▶ **WHAT THE TASK REQUIRES**: Identify every line in the records below that contains the word "Tapi", and reproduce each one.

[Records excerpted from a collection]
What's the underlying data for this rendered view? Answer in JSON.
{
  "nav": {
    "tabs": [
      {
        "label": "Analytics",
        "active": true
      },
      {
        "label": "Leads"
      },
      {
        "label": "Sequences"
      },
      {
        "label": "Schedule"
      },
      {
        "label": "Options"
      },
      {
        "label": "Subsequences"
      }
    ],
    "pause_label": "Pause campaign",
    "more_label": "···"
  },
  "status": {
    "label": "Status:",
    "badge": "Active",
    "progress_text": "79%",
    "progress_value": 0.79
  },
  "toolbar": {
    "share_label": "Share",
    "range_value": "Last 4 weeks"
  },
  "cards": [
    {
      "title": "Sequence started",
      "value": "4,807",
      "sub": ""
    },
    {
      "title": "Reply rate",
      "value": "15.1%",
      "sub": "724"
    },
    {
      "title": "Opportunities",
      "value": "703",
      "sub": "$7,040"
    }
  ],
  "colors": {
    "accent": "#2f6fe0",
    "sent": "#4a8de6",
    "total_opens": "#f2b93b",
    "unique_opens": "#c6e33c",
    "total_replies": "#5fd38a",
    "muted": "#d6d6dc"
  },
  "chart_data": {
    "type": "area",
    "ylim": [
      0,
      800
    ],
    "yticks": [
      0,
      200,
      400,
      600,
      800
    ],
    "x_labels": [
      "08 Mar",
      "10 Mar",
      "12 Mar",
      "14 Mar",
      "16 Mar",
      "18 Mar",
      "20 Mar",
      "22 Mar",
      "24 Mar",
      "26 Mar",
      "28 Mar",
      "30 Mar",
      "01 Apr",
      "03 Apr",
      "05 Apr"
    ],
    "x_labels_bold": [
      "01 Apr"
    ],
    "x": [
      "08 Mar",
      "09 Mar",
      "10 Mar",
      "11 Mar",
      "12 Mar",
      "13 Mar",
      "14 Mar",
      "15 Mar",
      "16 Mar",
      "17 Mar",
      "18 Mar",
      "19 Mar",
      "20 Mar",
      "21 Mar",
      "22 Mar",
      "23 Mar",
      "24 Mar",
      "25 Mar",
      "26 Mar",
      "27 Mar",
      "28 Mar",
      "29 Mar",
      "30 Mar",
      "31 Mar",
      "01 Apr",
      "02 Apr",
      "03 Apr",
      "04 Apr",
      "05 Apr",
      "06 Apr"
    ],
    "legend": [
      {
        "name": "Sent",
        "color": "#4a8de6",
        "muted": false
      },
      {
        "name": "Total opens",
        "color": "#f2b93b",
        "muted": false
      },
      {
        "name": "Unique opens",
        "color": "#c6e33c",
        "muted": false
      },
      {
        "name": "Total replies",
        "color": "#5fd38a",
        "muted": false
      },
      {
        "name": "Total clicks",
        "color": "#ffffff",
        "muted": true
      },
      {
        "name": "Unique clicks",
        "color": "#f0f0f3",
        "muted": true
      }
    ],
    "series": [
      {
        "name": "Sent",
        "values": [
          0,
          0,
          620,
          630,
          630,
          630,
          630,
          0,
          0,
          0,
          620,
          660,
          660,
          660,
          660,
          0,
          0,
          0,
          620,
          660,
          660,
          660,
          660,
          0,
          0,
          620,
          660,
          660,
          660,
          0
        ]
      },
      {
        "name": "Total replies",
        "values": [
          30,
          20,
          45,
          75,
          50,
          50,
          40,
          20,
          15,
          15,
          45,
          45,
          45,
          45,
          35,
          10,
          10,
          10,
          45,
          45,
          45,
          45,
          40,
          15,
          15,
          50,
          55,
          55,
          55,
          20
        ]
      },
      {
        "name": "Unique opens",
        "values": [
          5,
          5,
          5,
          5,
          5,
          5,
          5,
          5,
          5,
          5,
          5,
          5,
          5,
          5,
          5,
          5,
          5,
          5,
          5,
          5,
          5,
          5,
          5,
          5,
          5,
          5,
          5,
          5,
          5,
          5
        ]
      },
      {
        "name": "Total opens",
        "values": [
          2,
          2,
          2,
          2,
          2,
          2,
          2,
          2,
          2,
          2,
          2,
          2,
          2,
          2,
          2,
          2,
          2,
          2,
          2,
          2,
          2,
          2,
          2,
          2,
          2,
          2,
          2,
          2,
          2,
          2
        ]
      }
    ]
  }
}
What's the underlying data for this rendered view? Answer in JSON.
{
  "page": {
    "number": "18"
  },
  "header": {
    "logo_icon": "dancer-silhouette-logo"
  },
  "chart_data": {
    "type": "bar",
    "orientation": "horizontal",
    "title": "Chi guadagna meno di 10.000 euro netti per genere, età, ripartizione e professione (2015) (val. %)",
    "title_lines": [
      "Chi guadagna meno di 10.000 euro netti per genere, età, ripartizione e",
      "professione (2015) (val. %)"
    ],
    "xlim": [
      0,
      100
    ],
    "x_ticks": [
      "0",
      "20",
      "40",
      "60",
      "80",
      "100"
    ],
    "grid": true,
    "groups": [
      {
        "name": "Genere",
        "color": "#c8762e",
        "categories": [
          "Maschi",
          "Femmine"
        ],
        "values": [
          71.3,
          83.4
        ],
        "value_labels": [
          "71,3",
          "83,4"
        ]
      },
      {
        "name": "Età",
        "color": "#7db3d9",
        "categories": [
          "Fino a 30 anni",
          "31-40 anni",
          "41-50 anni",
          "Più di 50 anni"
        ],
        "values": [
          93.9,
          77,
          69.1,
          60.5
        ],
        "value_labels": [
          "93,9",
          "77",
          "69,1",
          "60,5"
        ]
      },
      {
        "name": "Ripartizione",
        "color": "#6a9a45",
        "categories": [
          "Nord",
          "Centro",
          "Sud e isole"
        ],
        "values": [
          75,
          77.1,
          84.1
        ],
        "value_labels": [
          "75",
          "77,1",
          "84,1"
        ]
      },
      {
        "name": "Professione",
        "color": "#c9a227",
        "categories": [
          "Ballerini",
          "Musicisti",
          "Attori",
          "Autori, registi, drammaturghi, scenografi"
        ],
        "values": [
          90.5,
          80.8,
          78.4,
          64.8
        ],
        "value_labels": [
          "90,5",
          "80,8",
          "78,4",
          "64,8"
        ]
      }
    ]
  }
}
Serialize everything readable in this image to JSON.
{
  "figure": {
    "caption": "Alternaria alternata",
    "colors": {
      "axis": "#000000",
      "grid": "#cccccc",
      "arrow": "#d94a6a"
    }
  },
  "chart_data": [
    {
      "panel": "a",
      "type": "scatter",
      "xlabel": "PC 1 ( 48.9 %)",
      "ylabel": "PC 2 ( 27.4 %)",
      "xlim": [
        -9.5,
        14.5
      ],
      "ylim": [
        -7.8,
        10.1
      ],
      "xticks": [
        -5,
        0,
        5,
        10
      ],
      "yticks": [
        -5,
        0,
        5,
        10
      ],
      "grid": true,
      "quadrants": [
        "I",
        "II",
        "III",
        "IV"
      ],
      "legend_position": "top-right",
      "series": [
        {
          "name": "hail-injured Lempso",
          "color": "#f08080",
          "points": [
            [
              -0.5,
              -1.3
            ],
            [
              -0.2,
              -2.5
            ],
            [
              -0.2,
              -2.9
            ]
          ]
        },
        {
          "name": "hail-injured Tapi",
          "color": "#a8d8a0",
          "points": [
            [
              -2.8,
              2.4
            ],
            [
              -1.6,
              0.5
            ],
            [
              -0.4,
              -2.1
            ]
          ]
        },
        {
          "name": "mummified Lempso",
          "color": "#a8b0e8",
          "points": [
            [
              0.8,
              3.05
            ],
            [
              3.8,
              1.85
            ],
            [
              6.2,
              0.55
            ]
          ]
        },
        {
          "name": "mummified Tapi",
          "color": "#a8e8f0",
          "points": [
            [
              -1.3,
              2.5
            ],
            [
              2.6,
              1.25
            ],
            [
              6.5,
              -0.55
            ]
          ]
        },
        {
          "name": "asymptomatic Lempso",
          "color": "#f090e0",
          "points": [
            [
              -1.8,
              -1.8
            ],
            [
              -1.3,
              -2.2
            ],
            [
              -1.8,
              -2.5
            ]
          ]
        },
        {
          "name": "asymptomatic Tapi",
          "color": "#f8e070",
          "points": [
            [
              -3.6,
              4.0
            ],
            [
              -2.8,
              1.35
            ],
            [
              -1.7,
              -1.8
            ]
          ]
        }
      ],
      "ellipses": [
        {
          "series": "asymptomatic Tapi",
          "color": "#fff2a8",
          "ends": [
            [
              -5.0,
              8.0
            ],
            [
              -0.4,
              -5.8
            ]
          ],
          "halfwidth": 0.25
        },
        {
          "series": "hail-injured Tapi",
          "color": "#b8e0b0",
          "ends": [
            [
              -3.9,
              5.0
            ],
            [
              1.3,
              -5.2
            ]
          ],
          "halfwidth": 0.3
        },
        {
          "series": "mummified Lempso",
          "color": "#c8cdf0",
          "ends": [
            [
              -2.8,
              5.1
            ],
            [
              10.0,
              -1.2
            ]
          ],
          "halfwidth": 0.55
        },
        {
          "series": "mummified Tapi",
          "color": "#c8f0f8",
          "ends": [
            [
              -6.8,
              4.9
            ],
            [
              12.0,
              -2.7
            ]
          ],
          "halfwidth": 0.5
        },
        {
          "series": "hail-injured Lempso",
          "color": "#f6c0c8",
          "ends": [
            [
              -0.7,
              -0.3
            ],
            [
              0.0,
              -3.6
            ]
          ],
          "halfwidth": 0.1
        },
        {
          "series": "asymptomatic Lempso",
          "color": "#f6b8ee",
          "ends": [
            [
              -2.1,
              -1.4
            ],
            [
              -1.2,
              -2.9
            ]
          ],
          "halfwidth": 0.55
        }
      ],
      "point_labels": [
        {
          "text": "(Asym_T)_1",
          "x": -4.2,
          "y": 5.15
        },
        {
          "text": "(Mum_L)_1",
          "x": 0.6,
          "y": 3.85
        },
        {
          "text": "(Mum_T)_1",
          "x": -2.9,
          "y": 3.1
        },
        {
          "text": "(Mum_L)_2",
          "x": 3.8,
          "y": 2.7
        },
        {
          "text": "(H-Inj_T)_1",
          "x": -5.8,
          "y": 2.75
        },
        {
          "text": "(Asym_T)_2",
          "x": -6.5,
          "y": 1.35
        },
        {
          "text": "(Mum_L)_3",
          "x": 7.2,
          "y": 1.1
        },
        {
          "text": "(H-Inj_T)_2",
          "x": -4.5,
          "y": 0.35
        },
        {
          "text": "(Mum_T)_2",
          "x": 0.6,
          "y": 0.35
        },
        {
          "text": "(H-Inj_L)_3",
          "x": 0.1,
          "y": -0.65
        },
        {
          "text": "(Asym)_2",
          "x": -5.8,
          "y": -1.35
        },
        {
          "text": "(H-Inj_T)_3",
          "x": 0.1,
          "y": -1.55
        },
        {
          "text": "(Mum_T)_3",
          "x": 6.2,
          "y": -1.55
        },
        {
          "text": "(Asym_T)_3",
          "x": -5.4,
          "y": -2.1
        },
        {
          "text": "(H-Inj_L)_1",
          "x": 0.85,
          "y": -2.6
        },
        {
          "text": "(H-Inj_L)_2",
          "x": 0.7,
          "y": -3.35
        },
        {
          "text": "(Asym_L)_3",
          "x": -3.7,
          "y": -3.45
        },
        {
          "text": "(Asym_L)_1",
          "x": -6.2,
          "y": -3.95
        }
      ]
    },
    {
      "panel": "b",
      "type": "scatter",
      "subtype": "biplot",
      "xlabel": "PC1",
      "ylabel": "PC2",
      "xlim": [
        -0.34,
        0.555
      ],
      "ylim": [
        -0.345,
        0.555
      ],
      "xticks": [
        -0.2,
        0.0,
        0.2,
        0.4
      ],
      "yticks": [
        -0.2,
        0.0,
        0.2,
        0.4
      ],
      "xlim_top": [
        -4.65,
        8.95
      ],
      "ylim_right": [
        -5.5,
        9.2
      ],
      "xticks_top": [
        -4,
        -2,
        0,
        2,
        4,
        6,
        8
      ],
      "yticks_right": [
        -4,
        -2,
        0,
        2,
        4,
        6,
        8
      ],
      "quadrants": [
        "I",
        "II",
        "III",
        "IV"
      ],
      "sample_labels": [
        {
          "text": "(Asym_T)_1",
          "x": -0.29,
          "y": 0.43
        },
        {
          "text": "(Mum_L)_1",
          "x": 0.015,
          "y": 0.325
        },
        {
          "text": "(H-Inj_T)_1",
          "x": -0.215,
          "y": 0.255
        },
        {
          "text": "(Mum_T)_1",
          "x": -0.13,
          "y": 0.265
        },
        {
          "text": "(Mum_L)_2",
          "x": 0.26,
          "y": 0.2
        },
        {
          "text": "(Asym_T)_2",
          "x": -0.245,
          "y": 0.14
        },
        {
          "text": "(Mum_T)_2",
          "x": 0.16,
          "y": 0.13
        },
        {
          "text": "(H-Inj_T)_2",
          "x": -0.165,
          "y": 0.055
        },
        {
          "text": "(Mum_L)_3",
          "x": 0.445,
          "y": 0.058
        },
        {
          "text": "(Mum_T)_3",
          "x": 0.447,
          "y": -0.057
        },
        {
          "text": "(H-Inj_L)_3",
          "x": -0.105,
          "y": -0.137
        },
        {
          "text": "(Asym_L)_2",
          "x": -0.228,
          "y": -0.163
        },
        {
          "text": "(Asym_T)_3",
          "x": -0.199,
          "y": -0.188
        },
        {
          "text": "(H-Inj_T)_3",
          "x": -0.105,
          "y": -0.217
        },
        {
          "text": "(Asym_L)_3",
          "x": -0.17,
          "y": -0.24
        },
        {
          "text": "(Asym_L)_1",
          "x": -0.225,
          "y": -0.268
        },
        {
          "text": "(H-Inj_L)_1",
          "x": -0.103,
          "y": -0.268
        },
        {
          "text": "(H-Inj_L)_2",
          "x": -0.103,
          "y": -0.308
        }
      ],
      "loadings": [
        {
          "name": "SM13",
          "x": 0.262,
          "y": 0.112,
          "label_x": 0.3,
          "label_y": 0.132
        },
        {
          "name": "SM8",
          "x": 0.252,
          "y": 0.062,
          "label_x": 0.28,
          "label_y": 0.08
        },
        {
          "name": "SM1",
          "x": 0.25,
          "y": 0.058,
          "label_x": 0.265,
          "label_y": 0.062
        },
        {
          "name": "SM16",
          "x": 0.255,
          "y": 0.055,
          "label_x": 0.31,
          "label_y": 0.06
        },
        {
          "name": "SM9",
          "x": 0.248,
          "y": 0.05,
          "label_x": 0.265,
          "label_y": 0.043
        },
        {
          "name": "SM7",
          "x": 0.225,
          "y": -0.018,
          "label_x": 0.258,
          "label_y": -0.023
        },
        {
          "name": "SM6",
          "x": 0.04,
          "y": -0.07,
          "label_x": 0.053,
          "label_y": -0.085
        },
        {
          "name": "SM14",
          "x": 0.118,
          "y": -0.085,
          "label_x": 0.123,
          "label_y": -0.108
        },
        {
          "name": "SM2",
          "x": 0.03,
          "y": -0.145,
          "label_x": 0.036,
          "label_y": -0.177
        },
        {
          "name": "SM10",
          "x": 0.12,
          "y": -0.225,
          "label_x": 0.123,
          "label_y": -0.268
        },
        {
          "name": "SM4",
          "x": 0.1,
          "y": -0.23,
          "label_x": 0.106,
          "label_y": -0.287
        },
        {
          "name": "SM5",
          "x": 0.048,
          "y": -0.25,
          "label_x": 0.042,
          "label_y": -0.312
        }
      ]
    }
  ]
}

▶ **TASK OUTPUT**:
          "name": "hail-injured Tapi",
          "name": "mummified Tapi",
          "name": "asymptomatic Tapi",
          "series": "asymptomatic Tapi",
          "series": "hail-injured Tapi",
          "series": "mummified Tapi",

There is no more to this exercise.